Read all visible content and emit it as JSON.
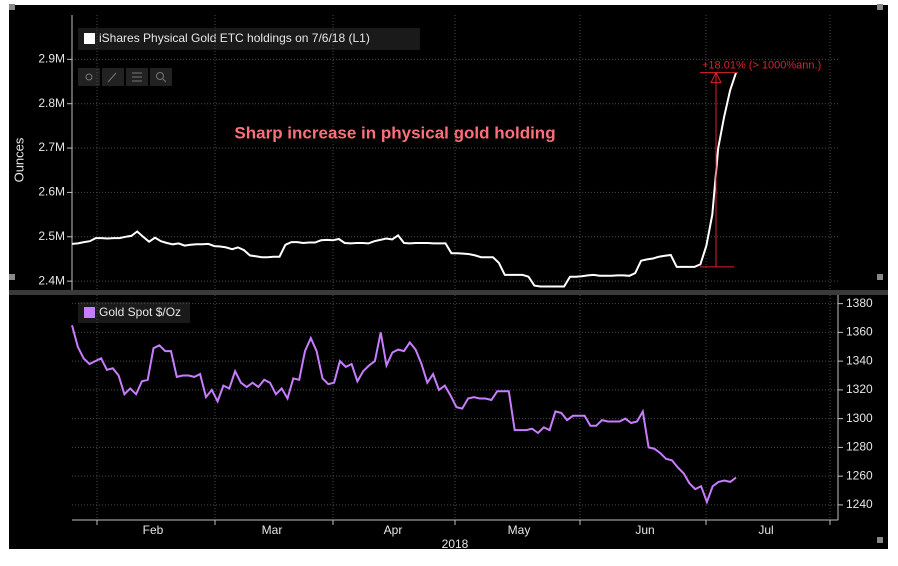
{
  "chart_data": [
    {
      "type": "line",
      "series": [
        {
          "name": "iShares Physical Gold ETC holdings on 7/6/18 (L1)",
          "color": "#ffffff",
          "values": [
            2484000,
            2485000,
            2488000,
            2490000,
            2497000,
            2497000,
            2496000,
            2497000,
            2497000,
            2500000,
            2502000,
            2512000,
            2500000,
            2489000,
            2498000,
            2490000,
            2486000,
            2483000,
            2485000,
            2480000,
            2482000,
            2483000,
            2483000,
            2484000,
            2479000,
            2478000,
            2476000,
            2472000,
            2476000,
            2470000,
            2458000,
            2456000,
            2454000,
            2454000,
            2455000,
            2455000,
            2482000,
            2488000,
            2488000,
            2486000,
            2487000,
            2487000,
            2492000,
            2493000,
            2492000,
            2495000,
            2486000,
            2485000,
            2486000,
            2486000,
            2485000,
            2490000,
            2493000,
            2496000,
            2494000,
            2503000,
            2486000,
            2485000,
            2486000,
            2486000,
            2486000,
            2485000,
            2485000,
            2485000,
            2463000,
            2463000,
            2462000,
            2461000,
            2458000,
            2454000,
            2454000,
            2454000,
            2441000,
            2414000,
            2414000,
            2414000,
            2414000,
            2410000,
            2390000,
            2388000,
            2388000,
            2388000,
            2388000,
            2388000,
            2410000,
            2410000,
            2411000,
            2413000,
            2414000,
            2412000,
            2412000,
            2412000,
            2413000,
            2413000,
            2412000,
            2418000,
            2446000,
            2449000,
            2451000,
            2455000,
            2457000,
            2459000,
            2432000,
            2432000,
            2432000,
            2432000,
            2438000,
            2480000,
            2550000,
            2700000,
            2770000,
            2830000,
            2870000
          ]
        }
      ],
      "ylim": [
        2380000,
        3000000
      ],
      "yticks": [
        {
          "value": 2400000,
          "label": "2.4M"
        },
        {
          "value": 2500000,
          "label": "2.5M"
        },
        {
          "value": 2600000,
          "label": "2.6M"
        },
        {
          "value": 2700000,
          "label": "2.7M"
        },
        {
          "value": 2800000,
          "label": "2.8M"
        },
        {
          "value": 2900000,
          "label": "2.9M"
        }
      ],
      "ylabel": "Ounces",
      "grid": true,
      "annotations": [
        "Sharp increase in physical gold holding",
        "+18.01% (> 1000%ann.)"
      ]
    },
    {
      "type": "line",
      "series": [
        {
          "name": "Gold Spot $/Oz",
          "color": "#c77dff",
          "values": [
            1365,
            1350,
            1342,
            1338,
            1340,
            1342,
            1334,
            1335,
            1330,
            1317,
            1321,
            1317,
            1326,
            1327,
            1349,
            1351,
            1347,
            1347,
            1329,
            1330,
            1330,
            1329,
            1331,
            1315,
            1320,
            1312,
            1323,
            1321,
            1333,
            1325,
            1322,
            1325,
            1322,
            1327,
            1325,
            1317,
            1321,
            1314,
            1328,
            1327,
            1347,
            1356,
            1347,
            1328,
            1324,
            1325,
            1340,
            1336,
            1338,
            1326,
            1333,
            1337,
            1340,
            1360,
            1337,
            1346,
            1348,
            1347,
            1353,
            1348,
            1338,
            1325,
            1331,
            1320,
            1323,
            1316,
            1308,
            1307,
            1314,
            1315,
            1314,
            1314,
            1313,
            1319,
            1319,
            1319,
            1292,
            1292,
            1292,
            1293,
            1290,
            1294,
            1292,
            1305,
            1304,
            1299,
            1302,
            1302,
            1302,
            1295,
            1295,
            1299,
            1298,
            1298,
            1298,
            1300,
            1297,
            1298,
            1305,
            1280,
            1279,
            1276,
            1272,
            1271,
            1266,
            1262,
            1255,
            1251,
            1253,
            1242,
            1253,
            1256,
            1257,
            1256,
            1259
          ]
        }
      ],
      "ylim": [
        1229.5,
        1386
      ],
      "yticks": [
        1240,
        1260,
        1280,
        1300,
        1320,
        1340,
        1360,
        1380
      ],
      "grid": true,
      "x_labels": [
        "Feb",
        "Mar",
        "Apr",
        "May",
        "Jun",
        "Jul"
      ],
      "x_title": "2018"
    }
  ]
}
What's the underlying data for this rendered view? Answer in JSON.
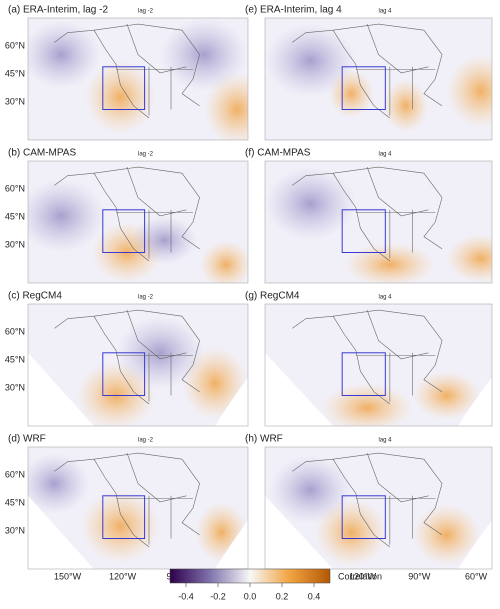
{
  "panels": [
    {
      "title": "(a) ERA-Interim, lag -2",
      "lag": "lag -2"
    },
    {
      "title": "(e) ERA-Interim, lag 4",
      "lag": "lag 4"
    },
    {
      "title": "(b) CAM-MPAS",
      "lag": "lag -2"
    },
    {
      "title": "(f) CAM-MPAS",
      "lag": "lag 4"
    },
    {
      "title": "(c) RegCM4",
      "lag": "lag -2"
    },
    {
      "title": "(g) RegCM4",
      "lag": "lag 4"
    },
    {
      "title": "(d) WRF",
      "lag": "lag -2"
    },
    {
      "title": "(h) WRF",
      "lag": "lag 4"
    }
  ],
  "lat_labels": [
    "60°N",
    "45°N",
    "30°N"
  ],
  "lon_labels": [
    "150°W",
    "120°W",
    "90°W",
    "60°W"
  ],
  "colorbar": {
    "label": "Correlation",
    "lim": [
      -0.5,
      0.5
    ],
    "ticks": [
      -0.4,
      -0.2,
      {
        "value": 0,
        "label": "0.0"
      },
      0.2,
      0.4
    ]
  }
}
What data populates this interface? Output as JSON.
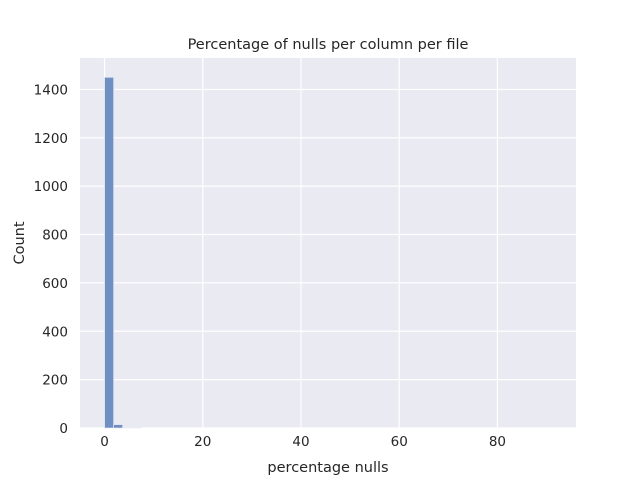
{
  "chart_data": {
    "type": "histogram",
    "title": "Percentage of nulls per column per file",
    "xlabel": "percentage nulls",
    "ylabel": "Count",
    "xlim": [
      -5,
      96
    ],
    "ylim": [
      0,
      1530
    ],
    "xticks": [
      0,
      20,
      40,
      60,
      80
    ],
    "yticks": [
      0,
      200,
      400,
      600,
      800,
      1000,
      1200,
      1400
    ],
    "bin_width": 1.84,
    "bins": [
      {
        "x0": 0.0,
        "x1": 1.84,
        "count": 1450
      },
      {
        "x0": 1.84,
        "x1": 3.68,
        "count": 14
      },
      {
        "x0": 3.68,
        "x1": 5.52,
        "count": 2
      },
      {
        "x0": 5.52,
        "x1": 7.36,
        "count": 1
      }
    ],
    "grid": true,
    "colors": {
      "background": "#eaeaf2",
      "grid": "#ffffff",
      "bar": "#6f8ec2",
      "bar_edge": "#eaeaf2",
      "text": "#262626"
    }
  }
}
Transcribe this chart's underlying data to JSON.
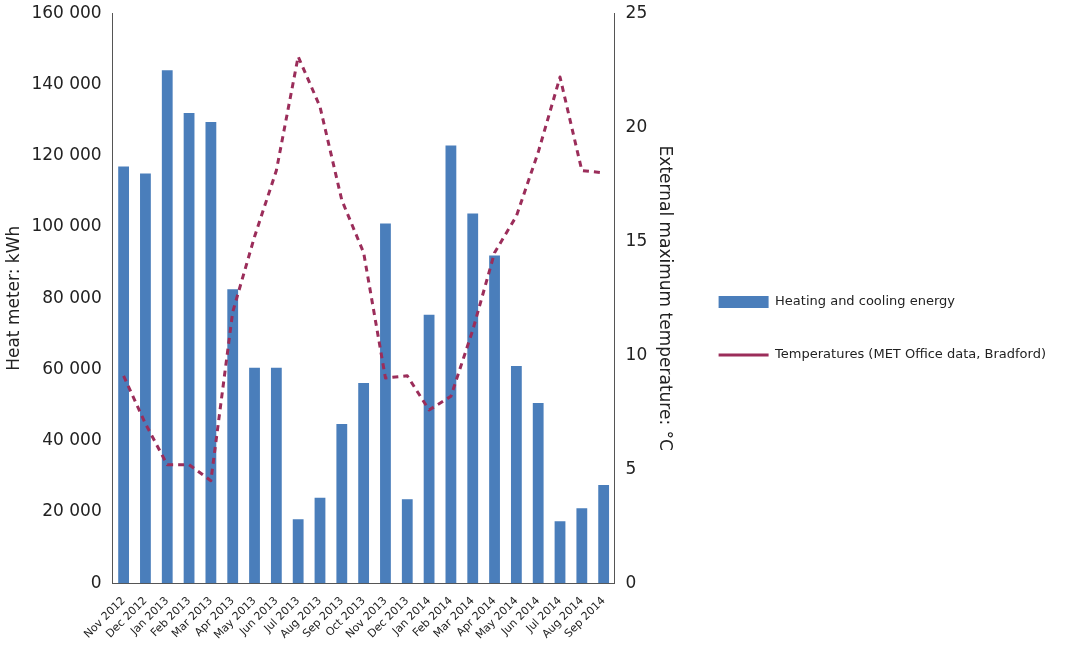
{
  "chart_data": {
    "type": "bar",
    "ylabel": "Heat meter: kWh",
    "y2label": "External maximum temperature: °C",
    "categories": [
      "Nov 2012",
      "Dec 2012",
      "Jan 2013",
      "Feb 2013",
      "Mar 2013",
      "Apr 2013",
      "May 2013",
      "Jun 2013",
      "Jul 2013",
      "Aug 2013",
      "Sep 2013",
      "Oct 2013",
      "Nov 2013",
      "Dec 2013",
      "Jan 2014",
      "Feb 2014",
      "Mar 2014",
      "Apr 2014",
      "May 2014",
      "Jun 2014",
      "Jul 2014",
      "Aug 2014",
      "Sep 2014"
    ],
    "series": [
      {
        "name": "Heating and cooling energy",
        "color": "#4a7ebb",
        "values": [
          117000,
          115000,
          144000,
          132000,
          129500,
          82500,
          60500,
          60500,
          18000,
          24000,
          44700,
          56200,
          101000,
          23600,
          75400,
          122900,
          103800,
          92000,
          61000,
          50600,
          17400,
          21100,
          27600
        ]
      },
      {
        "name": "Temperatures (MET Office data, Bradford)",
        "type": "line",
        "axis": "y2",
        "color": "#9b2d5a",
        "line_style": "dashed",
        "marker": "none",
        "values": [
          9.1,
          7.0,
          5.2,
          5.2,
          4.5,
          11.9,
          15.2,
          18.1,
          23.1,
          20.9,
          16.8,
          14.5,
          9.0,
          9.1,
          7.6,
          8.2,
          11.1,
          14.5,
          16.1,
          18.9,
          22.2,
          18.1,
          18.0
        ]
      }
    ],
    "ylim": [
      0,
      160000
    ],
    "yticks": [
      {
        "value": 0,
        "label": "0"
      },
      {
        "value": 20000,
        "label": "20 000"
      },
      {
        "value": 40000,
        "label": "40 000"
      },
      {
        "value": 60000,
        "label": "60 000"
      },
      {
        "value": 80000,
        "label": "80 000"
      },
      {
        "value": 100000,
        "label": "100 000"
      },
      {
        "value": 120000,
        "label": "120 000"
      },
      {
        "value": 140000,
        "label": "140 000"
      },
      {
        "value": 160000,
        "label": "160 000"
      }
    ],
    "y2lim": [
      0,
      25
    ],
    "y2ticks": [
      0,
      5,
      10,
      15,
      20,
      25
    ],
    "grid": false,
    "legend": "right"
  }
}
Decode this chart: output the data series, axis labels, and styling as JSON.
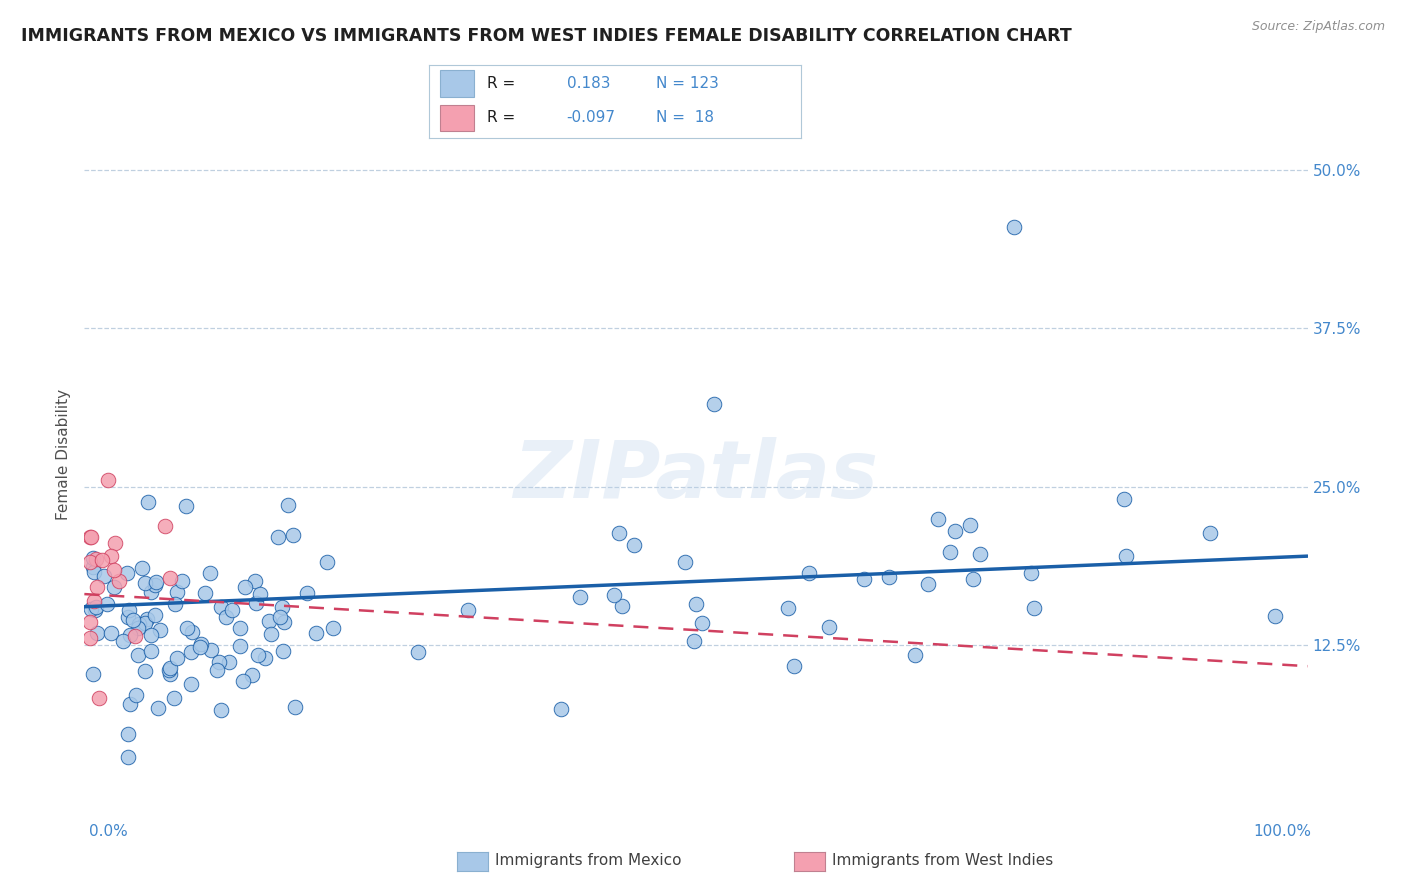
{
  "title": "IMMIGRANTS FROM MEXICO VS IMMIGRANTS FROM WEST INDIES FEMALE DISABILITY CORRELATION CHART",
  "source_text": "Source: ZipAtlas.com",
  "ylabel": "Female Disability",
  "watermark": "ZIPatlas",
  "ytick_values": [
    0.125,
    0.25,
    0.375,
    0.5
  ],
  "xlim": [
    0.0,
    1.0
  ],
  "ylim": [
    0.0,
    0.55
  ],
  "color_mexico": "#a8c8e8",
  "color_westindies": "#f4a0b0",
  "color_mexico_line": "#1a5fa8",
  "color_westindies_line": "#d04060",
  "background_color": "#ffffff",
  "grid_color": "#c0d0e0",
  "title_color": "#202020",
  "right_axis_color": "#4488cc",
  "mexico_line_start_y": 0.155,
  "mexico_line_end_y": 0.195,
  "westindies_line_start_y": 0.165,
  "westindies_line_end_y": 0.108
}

==*==

Exercise requirements | Exactly the lines from the line containing "Decode this chart: output" through the last line of the entries above are to be quoted, both included, and nothing else. Pictures are left out.

Task response |
Decode this chart: output the data series, axis labels, and styling as JSON.
{
  "title": "IMMIGRANTS FROM MEXICO VS IMMIGRANTS FROM WEST INDIES FEMALE DISABILITY CORRELATION CHART",
  "source_text": "Source: ZipAtlas.com",
  "ylabel": "Female Disability",
  "watermark": "ZIPatlas",
  "ytick_values": [
    0.125,
    0.25,
    0.375,
    0.5
  ],
  "xlim": [
    0.0,
    1.0
  ],
  "ylim": [
    0.0,
    0.55
  ],
  "color_mexico": "#a8c8e8",
  "color_westindies": "#f4a0b0",
  "color_mexico_line": "#1a5fa8",
  "color_westindies_line": "#d04060",
  "background_color": "#ffffff",
  "grid_color": "#c0d0e0",
  "title_color": "#202020",
  "right_axis_color": "#4488cc",
  "mexico_line_start_y": 0.155,
  "mexico_line_end_y": 0.195,
  "westindies_line_start_y": 0.165,
  "westindies_line_end_y": 0.108
}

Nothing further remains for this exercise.